[Data extract]
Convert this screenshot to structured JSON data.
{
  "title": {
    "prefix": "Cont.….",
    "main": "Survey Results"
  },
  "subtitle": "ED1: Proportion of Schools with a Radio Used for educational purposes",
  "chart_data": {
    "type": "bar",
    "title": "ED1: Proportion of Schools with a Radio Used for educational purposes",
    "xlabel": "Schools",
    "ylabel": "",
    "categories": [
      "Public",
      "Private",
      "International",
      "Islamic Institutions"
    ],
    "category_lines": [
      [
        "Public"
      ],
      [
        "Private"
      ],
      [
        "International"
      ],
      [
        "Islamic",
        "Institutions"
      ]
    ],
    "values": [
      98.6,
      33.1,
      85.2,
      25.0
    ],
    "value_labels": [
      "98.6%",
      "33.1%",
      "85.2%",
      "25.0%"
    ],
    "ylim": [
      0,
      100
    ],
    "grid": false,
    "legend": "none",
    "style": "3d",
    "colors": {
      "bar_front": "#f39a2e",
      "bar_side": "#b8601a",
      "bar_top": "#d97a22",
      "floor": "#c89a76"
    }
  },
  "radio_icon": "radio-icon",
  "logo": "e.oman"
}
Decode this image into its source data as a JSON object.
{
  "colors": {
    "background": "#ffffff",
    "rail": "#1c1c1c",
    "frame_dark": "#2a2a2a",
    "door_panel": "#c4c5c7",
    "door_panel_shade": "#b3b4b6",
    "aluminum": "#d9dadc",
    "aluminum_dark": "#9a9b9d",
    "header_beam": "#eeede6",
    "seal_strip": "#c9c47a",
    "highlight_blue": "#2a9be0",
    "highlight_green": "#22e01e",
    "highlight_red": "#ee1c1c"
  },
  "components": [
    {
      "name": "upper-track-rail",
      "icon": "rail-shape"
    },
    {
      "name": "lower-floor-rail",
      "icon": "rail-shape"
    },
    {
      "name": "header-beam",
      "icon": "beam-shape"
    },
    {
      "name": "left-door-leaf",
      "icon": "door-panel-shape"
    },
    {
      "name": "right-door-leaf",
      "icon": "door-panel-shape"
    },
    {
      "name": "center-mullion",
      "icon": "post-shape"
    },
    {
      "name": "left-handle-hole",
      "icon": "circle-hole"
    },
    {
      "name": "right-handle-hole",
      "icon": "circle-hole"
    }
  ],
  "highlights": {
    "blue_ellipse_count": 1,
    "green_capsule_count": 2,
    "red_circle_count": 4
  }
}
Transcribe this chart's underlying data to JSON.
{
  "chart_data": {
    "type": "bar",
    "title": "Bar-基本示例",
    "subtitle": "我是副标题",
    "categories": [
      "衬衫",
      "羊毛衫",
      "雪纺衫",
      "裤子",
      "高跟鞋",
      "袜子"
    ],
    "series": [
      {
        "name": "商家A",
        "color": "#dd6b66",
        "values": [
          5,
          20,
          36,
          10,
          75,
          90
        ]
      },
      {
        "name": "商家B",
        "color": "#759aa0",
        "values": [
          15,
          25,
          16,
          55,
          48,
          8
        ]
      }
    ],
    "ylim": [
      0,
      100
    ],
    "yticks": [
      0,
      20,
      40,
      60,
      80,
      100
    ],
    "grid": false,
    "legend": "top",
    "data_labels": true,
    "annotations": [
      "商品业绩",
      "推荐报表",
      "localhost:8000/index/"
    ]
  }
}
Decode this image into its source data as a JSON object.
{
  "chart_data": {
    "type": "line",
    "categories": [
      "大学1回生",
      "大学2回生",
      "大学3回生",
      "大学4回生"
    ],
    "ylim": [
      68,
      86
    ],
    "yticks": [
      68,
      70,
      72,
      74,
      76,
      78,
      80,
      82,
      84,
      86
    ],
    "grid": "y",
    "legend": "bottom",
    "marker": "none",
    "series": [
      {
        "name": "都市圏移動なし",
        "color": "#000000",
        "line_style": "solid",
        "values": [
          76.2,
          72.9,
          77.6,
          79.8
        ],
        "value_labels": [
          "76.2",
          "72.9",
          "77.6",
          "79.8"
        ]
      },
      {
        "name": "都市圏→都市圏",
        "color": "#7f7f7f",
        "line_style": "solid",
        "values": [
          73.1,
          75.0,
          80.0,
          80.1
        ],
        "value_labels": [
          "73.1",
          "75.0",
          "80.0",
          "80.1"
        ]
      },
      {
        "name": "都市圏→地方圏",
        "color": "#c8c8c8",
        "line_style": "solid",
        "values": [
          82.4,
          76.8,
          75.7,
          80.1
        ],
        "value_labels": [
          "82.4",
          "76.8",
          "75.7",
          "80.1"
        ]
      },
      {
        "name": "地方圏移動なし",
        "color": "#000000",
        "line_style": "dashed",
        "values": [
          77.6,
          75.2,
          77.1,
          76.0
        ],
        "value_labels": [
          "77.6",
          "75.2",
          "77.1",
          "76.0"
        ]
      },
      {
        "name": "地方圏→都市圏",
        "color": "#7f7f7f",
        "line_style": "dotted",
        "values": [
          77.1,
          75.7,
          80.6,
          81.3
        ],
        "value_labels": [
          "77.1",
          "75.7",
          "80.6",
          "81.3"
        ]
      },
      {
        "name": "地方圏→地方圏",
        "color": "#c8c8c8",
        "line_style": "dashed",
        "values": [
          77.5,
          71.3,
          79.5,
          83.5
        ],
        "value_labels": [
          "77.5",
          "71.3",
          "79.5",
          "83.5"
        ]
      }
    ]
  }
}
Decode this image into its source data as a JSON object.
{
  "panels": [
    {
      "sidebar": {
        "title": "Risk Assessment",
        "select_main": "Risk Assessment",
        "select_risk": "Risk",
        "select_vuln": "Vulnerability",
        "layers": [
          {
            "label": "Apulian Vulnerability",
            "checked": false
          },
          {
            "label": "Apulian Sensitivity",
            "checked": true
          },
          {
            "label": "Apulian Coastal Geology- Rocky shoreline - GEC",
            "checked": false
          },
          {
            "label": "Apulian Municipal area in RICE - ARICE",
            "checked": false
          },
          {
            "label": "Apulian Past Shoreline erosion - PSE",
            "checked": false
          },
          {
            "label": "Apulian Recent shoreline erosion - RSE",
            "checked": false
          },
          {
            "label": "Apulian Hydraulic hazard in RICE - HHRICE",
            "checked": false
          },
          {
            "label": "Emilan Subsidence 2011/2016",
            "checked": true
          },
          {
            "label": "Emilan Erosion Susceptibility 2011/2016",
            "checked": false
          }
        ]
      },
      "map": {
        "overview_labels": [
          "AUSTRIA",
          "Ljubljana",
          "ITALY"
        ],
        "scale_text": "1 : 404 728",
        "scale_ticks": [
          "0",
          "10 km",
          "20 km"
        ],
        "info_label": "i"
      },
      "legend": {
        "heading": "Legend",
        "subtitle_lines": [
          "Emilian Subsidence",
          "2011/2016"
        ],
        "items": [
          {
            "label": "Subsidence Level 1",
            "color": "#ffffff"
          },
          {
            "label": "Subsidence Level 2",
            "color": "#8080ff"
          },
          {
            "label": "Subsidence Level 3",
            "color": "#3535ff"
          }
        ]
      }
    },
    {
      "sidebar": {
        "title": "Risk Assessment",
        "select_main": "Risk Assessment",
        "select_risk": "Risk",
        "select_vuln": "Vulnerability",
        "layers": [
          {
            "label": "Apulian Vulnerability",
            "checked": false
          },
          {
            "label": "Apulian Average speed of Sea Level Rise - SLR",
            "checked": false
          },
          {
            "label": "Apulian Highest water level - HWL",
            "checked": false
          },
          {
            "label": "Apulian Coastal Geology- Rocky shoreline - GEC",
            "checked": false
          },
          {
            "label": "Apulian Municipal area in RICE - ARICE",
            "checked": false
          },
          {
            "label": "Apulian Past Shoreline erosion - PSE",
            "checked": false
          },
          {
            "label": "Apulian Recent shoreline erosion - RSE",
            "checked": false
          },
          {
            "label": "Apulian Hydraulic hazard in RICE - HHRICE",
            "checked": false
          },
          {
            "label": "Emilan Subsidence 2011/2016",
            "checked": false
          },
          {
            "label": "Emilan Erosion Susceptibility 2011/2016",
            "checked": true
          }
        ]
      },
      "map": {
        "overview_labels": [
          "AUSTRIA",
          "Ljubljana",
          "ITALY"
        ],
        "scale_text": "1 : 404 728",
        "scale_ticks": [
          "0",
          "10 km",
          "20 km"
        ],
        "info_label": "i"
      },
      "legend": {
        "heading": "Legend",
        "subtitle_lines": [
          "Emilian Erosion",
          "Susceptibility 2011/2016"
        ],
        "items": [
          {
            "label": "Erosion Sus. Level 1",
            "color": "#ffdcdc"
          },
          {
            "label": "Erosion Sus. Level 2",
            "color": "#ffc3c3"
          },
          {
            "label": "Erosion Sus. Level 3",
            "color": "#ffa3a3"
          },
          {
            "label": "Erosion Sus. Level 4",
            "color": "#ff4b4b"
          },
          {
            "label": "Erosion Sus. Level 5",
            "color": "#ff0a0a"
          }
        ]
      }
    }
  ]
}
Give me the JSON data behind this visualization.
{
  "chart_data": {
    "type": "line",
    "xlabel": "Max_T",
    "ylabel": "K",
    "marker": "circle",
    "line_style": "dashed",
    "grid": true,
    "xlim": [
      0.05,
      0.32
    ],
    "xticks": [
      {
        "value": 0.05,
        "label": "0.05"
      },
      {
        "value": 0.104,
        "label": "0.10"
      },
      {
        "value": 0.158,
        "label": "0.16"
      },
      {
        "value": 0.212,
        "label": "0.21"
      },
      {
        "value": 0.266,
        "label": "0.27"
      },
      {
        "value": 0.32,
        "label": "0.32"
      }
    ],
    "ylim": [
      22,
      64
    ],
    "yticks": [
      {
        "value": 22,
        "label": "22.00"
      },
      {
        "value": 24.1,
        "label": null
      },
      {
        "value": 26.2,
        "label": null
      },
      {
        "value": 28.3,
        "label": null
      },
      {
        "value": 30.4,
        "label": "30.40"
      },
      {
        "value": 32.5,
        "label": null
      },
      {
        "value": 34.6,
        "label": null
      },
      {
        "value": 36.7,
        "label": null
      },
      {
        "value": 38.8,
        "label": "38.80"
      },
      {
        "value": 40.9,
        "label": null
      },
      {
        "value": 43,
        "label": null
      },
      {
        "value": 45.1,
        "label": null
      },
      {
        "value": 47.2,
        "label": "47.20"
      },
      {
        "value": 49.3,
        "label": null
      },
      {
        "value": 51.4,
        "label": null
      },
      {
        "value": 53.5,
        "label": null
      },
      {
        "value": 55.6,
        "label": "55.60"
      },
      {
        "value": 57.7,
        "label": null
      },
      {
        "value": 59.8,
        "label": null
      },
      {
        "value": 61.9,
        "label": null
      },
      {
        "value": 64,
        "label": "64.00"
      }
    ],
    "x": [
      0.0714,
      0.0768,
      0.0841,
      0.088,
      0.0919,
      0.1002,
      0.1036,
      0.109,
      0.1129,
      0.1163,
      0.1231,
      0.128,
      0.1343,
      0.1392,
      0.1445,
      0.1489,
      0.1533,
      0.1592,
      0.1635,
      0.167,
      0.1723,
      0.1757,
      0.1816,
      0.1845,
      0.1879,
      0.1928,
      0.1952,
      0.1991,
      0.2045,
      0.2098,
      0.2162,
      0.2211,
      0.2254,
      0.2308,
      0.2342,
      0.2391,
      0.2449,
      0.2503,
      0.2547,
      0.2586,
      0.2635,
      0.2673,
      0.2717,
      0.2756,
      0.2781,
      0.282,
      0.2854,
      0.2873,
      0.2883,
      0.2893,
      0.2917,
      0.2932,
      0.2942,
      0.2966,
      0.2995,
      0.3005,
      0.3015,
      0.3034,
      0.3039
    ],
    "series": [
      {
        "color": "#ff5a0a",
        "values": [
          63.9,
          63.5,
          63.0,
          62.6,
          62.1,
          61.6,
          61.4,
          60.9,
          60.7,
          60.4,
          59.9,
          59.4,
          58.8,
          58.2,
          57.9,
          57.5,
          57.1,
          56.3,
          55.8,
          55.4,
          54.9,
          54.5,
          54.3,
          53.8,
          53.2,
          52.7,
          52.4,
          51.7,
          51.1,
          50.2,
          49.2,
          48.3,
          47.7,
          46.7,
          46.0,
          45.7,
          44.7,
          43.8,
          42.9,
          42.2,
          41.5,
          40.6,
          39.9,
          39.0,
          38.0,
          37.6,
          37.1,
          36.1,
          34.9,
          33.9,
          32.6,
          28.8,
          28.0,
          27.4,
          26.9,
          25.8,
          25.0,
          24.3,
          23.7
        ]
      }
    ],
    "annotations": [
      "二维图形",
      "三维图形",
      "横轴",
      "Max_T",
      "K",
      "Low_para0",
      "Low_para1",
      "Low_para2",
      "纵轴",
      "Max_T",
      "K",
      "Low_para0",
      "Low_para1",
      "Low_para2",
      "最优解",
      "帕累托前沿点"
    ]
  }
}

[Exercise prompt] Copy out each line in the preceding records that contains "rail".

[The solution]
    "rail": "#1c1c1c",
      "name": "upper-track-rail",
      "icon": "rail-shape"
      "name": "lower-floor-rail",
      "icon": "rail-shape"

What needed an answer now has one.